start

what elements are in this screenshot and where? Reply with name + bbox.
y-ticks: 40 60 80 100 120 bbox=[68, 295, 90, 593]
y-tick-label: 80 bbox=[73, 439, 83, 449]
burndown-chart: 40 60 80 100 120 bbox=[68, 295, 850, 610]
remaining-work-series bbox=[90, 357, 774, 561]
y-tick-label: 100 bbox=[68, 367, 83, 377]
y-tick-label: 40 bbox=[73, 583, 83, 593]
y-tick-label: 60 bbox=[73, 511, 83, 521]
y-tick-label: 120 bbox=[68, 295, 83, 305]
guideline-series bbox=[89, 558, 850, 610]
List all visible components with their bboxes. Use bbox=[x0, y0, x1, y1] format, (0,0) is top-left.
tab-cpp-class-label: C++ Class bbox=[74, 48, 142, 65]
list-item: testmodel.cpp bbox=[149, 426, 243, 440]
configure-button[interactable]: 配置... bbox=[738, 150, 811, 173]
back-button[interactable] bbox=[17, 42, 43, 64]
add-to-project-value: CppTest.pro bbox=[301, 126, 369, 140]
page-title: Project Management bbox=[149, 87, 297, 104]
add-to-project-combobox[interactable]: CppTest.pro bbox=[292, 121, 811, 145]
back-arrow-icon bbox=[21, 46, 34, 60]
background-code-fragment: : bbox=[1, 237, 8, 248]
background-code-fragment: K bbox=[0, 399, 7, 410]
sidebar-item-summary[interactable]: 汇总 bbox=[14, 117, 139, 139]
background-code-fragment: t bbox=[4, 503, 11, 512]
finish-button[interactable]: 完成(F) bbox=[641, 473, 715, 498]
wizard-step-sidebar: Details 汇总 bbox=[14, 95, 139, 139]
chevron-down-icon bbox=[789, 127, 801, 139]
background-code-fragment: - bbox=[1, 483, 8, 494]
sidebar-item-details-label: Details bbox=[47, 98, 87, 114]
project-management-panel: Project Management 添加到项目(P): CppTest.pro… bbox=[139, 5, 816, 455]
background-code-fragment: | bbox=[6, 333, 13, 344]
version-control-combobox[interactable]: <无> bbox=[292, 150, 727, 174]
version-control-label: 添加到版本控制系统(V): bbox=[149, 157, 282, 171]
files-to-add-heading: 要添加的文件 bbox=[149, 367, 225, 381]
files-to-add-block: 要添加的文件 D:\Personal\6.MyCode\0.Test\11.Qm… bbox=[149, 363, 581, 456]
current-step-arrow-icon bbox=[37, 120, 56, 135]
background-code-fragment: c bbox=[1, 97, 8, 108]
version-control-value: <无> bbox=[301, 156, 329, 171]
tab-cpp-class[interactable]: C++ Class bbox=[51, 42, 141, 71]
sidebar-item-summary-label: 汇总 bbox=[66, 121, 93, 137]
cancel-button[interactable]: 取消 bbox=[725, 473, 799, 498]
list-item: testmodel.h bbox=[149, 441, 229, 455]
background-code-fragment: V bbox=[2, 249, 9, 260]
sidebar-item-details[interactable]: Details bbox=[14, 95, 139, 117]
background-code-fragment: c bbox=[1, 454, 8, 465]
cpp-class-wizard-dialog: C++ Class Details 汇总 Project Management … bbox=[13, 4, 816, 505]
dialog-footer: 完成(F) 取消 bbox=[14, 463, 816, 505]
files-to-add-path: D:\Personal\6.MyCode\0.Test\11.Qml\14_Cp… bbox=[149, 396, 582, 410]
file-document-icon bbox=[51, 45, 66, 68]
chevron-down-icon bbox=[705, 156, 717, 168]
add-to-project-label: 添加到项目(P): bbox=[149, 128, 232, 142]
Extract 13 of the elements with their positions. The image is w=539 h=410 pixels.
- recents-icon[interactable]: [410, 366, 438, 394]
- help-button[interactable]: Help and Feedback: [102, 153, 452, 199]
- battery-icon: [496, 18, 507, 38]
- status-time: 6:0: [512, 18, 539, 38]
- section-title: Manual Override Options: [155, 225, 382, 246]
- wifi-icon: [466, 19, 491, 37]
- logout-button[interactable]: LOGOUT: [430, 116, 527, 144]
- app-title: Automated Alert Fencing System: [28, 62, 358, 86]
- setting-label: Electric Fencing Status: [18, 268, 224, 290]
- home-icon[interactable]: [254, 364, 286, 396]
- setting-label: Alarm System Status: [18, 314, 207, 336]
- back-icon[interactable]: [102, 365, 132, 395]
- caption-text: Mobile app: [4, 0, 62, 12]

end

**What you should do**
Render the listing, from its first line through the line containing "background-code-fragment: t bbox=[4, 503, 11, 512]", as a Markdown table with the columns Row and Entry. Number each line, and leave out any blank lines.

**Exercise result**
| Row | Entry |
|---|---|
| 1 | what elements are in this screenshot and where? Reply with name + bbox. |
| 2 | y-ticks: 40 60 80 100 120 bbox=[68, 295, 90, 593] |
| 3 | y-tick-label: 80 bbox=[73, 439, 83, 449] |
| 4 | burndown-chart: 40 60 80 100 120 bbox=[68, 295, 850, 610] |
| 5 | remaining-work-series bbox=[90, 357, 774, 561] |
| 6 | y-tick-label: 100 bbox=[68, 367, 83, 377] |
| 7 | y-tick-label: 40 bbox=[73, 583, 83, 593] |
| 8 | y-tick-label: 60 bbox=[73, 511, 83, 521] |
| 9 | y-tick-label: 120 bbox=[68, 295, 83, 305] |
| 10 | guideline-series bbox=[89, 558, 850, 610] |
| 11 | List all visible components with their bboxes. Use bbox=[x0, y0, x1, y1] format, (0,0) is top-left. |
| 12 | tab-cpp-class-label: C++ Class bbox=[74, 48, 142, 65] |
| 13 | list-item: testmodel.cpp bbox=[149, 426, 243, 440] |
| 14 | configure-button[interactable]: 配置... bbox=[738, 150, 811, 173] |
| 15 | back-button[interactable] bbox=[17, 42, 43, 64] |
| 16 | add-to-project-value: CppTest.pro bbox=[301, 126, 369, 140] |
| 17 | page-title: Project Management bbox=[149, 87, 297, 104] |
| 18 | add-to-project-combobox[interactable]: CppTest.pro bbox=[292, 121, 811, 145] |
| 19 | back-arrow-icon bbox=[21, 46, 34, 60] |
| 20 | background-code-fragment: : bbox=[1, 237, 8, 248] |
| 21 | background-code-fragment: K bbox=[0, 399, 7, 410] |
| 22 | sidebar-item-summary[interactable]: 汇总 bbox=[14, 117, 139, 139] |
| 23 | background-code-fragment: t bbox=[4, 503, 11, 512] |